[TASK TO CARRY OUT] Please write out the material that follows, exactly as it stands.

───

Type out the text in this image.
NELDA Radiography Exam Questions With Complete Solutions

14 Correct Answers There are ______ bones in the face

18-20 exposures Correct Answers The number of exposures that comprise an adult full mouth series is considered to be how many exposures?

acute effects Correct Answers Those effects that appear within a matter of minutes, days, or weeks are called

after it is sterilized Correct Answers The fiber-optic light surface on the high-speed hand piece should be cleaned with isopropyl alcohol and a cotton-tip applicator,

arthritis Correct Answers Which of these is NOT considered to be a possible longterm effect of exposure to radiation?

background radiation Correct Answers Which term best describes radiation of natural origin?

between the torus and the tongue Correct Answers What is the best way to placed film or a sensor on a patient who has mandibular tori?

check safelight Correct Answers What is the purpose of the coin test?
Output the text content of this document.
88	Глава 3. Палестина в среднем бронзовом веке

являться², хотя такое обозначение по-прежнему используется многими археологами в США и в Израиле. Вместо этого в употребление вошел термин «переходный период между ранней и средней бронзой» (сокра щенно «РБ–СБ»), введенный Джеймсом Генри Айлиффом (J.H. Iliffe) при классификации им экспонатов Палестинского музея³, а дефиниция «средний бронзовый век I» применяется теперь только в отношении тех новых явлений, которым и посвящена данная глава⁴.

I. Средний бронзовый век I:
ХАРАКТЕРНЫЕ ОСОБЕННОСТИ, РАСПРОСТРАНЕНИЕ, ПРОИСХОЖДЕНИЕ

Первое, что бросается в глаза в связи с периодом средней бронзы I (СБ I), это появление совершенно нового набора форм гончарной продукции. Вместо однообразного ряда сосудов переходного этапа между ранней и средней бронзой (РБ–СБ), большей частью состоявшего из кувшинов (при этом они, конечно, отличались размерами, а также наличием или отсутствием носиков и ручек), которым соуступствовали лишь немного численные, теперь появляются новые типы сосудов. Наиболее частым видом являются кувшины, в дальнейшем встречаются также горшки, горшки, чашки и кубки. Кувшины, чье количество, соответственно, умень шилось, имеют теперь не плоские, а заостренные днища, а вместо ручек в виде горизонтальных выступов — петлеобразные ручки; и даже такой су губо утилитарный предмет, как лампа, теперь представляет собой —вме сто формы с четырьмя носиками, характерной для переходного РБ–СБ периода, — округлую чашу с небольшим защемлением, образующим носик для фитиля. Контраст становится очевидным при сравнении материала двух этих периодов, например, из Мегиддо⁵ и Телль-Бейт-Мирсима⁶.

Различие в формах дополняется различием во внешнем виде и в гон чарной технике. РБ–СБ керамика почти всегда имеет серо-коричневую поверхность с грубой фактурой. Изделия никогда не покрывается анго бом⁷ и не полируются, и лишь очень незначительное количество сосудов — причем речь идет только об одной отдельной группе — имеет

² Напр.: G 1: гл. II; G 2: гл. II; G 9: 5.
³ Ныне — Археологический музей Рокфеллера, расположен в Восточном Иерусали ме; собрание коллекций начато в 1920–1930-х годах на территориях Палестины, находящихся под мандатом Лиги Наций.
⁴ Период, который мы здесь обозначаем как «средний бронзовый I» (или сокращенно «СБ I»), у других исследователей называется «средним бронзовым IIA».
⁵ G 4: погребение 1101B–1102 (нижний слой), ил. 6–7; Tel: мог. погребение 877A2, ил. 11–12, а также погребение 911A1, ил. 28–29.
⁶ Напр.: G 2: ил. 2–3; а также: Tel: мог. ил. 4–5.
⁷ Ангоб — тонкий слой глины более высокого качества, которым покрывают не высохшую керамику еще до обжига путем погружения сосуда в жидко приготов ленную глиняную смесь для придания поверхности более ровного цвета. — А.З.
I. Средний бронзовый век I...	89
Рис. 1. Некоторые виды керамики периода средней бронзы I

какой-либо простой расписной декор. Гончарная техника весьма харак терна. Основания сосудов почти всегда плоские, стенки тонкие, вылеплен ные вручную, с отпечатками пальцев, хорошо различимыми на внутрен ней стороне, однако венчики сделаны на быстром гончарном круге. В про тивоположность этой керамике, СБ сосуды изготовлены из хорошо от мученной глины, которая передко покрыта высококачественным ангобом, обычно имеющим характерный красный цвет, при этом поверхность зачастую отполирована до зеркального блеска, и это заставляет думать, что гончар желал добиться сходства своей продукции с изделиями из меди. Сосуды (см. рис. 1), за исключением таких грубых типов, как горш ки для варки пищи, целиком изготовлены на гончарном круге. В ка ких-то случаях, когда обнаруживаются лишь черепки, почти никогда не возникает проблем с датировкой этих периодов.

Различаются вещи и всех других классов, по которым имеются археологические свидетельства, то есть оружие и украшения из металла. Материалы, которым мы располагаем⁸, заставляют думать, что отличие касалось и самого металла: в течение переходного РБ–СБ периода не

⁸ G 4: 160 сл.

───

[ANSWER TO THE EXERCISE]
Type out the text in this image.
NELDA Radiography Exam Questions With Complete Solutions

14 Correct Answers There are ______ bones in the face

18-20 exposures Correct Answers The number of exposures that comprise an adult full mouth series is considered to be how many exposures?

acute effects Correct Answers Those effects that appear within a matter of minutes, days, or weeks are called

after it is sterilized Correct Answers The fiber-optic light surface on the high-speed hand piece should be cleaned with isopropyl alcohol and a cotton-tip applicator,

arthritis Correct Answers Which of these is NOT considered to be a possible longterm effect of exposure to radiation?

background radiation Correct Answers Which term best describes radiation of natural origin?

between the torus and the tongue Correct Answers What is the best way to placed film or a sensor on a patient who has mandibular tori?

check safelight Correct Answers What is the purpose of the coin test?
Output the text content of this document.
88	Глава 3. Палестина в среднем бронзовом веке

являться², хотя такое обозначение по-прежнему используется многими археологами в США и в Израиле. Вместо этого в употребление вошел термин «переходный период между ранней и средней бронзой» (сокра щенно «РБ–СБ»), введенный Джеймсом Генри Айлиффом (J.H. Iliffe) при классификации им экспонатов Палестинского музея³, а дефиниция «средний бронзовый век I» применяется теперь только в отношении тех новых явлений, которым и посвящена данная глава⁴.

I. Средний бронзовый век I:
ХАРАКТЕРНЫЕ ОСОБЕННОСТИ, РАСПРОСТРАНЕНИЕ, ПРОИСХОЖДЕНИЕ

Первое, что бросается в глаза в связи с периодом средней бронзы I (СБ I), это появление совершенно нового набора форм гончарной продукции. Вместо однообразного ряда сосудов переходного этапа между ранней и средней бронзой (РБ–СБ), большей частью состоявшего из кувшинов (при этом они, конечно, отличались размерами, а также наличием или отсутствием носиков и ручек), которым соуступствовали лишь немного численные, теперь появляются новые типы сосудов. Наиболее частым видом являются кувшины, в дальнейшем встречаются также горшки, горшки, чашки и кубки. Кувшины, чье количество, соответственно, умень шилось, имеют теперь не плоские, а заостренные днища, а вместо ручек в виде горизонтальных выступов — петлеобразные ручки; и даже такой су губо утилитарный предмет, как лампа, теперь представляет собой —вме сто формы с четырьмя носиками, характерной для переходного РБ–СБ периода, — округлую чашу с небольшим защемлением, образующим носик для фитиля. Контраст становится очевидным при сравнении материала двух этих периодов, например, из Мегиддо⁵ и Телль-Бейт-Мирсима⁶.

Различие в формах дополняется различием во внешнем виде и в гон чарной технике. РБ–СБ керамика почти всегда имеет серо-коричневую поверхность с грубой фактурой. Изделия никогда не покрывается анго бом⁷ и не полируются, и лишь очень незначительное количество сосудов — причем речь идет только об одной отдельной группе — имеет

² Напр.: G 1: гл. II; G 2: гл. II; G 9: 5.
³ Ныне — Археологический музей Рокфеллера, расположен в Восточном Иерусали ме; собрание коллекций начато в 1920–1930-х годах на территориях Палестины, находящихся под мандатом Лиги Наций.
⁴ Период, который мы здесь обозначаем как «средний бронзовый I» (или сокращенно «СБ I»), у других исследователей называется «средним бронзовым IIA».
⁵ G 4: погребение 1101B–1102 (нижний слой), ил. 6–7; Tel: мог. погребение 877A2, ил. 11–12, а также погребение 911A1, ил. 28–29.
⁶ Напр.: G 2: ил. 2–3; а также: Tel: мог. ил. 4–5.
⁷ Ангоб — тонкий слой глины более высокого качества, которым покрывают не высохшую керамику еще до обжига путем погружения сосуда в жидко приготов ленную глиняную смесь для придания поверхности более ровного цвета. — А.З.
I. Средний бронзовый век I...	89
Рис. 1. Некоторые виды керамики периода средней бронзы I

какой-либо простой расписной декор. Гончарная техника весьма харак терна. Основания сосудов почти всегда плоские, стенки тонкие, вылеплен ные вручную, с отпечатками пальцев, хорошо различимыми на внутрен ней стороне, однако венчики сделаны на быстром гончарном круге. В про тивоположность этой керамике, СБ сосуды изготовлены из хорошо от мученной глины, которая передко покрыта высококачественным ангобом, обычно имеющим характерный красный цвет, при этом поверхность зачастую отполирована до зеркального блеска, и это заставляет думать, что гончар желал добиться сходства своей продукции с изделиями из меди. Сосуды (см. рис. 1), за исключением таких грубых типов, как горш ки для варки пищи, целиком изготовлены на гончарном круге. В ка ких-то случаях, когда обнаруживаются лишь черепки, почти никогда не возникает проблем с датировкой этих периодов.

Различаются вещи и всех других классов, по которым имеются археологические свидетельства, то есть оружие и украшения из металла. Материалы, которым мы располагаем⁸, заставляют думать, что отличие касалось и самого металла: в течение переходного РБ–СБ периода не

⁸ G 4: 160 сл.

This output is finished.